PROBLEM STATEMENT ▸ State how many lines include "required", giving the number by itself.

DATA SECTION ▸

%%

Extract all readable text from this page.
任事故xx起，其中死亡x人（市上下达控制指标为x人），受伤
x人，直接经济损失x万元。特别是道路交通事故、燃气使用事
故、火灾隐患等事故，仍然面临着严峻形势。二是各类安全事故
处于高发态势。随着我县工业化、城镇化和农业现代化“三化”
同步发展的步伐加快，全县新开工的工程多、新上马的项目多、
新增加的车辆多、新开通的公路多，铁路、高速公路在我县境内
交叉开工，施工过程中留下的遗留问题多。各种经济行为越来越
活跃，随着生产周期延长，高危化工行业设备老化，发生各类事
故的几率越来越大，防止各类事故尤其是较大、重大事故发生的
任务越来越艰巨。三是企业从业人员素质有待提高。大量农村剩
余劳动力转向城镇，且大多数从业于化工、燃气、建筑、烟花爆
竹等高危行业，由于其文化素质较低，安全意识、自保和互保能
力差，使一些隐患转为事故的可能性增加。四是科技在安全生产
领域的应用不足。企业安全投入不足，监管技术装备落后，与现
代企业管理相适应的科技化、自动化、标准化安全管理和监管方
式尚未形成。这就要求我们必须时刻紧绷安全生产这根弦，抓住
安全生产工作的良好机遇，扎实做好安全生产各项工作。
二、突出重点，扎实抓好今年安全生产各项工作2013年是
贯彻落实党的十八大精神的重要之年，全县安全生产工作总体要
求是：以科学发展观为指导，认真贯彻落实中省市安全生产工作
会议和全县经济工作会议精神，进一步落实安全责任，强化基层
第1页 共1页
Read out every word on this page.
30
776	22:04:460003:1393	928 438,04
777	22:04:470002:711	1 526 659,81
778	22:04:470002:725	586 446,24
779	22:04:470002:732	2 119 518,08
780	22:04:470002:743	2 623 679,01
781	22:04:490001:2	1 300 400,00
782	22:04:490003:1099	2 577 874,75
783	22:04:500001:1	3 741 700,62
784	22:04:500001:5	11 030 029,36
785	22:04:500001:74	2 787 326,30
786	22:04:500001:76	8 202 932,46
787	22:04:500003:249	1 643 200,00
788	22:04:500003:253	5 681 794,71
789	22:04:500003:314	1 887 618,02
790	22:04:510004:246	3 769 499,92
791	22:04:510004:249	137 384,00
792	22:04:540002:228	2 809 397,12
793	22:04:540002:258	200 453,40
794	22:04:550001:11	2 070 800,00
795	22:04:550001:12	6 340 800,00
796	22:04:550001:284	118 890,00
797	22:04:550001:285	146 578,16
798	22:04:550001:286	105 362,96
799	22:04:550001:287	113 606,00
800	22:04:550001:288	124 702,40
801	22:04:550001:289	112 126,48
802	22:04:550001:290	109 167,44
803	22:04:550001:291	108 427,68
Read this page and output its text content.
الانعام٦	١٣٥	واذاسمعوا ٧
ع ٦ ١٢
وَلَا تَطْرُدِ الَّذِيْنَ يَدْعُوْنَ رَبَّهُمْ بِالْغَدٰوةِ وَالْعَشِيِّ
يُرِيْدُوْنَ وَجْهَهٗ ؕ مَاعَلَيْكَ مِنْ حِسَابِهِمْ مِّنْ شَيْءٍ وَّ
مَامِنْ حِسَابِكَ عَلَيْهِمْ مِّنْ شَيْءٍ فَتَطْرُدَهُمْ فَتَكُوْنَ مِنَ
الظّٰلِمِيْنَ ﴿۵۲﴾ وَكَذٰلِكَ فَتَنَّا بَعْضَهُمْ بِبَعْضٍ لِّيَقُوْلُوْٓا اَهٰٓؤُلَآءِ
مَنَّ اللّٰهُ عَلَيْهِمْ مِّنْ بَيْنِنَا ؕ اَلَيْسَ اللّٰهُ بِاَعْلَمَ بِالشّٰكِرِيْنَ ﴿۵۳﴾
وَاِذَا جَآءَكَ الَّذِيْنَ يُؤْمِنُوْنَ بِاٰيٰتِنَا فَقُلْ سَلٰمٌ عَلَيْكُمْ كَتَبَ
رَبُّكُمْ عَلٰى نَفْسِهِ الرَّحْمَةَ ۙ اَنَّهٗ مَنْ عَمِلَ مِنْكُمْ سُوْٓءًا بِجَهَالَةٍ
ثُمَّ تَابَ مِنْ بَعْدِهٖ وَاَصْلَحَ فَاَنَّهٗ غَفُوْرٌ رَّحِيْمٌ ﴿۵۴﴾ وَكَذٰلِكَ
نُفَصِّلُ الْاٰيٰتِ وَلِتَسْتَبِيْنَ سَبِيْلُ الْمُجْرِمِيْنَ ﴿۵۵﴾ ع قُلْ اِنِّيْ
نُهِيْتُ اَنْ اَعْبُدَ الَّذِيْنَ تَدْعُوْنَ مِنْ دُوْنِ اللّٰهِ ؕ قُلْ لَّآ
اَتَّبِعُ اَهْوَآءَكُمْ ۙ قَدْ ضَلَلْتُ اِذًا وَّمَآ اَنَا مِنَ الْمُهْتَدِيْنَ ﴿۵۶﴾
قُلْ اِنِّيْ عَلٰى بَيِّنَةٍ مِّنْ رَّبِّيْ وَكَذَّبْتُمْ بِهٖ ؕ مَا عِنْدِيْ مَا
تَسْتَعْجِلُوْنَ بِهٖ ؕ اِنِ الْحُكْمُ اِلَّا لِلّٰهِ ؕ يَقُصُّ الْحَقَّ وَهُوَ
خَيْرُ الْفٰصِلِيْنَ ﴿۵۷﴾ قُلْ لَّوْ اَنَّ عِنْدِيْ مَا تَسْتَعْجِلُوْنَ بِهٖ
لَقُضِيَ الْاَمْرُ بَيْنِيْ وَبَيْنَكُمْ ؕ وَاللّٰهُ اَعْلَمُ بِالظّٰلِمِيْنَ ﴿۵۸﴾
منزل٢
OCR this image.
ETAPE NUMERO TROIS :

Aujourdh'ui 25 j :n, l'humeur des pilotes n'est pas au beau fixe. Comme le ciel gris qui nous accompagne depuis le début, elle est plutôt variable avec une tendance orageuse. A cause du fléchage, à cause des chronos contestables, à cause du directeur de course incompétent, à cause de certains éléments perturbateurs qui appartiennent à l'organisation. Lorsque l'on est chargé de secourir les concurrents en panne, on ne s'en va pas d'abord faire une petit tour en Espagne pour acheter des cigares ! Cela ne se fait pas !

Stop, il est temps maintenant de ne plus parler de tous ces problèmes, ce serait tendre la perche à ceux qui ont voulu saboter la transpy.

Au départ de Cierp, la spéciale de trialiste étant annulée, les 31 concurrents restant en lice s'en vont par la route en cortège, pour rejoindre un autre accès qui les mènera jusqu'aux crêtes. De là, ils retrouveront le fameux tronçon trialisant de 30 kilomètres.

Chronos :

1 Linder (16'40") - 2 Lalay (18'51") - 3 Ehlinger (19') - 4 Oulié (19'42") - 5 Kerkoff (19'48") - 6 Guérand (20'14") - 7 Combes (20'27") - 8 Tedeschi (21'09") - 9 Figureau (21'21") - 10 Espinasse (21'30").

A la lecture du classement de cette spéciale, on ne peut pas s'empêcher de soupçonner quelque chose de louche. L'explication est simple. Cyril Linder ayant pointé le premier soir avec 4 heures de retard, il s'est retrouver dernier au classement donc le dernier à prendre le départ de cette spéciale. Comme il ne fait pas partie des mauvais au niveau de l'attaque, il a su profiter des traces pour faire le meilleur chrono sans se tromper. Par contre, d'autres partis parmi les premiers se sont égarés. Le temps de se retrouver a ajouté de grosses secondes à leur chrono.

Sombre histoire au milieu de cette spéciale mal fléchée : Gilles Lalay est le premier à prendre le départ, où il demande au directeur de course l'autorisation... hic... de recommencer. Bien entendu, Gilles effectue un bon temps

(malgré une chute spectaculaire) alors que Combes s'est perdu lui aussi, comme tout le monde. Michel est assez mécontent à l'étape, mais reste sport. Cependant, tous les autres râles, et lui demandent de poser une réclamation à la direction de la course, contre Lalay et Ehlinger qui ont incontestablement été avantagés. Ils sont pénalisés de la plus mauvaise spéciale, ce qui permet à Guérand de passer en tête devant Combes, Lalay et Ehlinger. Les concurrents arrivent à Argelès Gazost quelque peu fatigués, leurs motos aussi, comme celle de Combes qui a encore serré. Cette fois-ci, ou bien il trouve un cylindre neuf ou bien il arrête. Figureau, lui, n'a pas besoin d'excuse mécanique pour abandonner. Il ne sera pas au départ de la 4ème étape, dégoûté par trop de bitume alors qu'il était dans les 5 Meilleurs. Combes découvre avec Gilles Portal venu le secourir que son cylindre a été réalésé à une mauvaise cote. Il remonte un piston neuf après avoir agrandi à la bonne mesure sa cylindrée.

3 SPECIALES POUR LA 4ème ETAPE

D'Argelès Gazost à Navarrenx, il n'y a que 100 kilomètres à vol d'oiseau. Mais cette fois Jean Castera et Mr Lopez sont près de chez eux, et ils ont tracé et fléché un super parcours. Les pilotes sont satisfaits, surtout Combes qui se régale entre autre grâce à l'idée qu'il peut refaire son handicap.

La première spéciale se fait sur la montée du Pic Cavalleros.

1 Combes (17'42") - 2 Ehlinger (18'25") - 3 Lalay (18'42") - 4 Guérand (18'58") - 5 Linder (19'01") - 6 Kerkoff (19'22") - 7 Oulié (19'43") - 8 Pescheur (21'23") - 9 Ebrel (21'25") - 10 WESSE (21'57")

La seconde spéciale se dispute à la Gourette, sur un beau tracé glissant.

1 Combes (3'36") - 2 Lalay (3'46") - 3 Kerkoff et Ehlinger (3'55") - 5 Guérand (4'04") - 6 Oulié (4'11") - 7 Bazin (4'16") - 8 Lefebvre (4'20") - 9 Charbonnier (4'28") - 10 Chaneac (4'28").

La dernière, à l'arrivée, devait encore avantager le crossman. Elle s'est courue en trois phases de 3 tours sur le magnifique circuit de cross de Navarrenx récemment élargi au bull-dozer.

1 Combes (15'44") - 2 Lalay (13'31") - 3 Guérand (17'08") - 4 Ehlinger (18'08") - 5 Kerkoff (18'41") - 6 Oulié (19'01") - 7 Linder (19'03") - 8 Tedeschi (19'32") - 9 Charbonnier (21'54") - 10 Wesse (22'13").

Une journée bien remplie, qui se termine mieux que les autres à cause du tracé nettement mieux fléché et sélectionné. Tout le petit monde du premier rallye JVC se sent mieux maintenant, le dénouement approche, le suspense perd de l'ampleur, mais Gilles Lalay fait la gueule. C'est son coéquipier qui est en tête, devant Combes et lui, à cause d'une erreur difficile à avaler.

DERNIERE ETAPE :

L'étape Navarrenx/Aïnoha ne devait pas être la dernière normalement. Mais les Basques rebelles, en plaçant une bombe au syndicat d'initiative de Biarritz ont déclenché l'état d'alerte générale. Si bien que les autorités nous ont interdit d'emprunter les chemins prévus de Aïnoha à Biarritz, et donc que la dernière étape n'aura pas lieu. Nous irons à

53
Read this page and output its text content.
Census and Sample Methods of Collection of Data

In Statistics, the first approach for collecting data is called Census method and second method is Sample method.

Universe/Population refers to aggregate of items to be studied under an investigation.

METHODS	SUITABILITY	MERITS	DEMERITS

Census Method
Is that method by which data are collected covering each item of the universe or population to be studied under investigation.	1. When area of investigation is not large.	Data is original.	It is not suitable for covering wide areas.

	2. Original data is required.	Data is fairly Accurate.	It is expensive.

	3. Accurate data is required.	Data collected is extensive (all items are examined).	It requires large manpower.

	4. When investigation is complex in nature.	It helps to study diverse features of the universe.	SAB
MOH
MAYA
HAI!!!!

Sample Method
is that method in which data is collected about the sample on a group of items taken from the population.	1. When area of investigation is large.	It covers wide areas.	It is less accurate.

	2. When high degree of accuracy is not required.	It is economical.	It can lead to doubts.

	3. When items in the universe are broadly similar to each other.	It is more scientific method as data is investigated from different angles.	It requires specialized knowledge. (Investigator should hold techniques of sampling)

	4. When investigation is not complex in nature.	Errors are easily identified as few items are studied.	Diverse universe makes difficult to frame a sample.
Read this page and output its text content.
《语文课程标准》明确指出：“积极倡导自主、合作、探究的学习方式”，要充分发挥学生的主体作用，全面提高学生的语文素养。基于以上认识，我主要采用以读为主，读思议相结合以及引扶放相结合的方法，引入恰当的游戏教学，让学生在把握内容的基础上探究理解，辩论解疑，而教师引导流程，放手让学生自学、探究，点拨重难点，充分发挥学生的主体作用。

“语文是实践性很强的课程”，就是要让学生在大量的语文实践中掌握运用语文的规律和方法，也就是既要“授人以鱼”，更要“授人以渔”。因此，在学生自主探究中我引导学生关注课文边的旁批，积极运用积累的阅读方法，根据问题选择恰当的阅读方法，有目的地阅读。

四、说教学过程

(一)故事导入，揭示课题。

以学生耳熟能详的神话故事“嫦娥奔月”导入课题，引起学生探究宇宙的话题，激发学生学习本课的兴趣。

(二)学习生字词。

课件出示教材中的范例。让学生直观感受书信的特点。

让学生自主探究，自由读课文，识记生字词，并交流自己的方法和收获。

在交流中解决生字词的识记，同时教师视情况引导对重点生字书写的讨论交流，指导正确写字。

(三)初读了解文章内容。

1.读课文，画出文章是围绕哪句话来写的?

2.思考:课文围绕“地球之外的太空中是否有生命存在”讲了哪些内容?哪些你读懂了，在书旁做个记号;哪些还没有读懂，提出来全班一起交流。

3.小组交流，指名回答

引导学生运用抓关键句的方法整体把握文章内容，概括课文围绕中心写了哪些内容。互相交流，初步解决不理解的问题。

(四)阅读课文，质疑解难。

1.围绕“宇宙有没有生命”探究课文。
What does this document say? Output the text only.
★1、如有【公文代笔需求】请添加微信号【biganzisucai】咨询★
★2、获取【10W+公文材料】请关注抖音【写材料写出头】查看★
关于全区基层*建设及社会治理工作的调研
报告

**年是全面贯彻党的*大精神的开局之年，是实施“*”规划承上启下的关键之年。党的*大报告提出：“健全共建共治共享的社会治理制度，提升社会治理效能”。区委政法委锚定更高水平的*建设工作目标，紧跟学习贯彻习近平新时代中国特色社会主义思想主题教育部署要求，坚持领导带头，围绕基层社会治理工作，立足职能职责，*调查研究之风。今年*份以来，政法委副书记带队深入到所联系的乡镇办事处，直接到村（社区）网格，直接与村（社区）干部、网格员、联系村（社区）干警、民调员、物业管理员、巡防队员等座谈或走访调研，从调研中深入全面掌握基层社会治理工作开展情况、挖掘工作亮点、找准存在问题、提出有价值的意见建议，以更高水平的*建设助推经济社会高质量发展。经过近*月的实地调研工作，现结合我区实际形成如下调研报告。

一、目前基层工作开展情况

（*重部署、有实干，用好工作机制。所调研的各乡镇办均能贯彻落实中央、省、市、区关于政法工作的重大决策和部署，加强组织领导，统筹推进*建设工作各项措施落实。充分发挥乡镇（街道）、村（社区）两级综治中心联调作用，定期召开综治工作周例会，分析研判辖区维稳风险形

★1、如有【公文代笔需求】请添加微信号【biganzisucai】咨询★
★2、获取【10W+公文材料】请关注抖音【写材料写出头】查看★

%%

RESULT OF THIS EXERCISE ▸ 3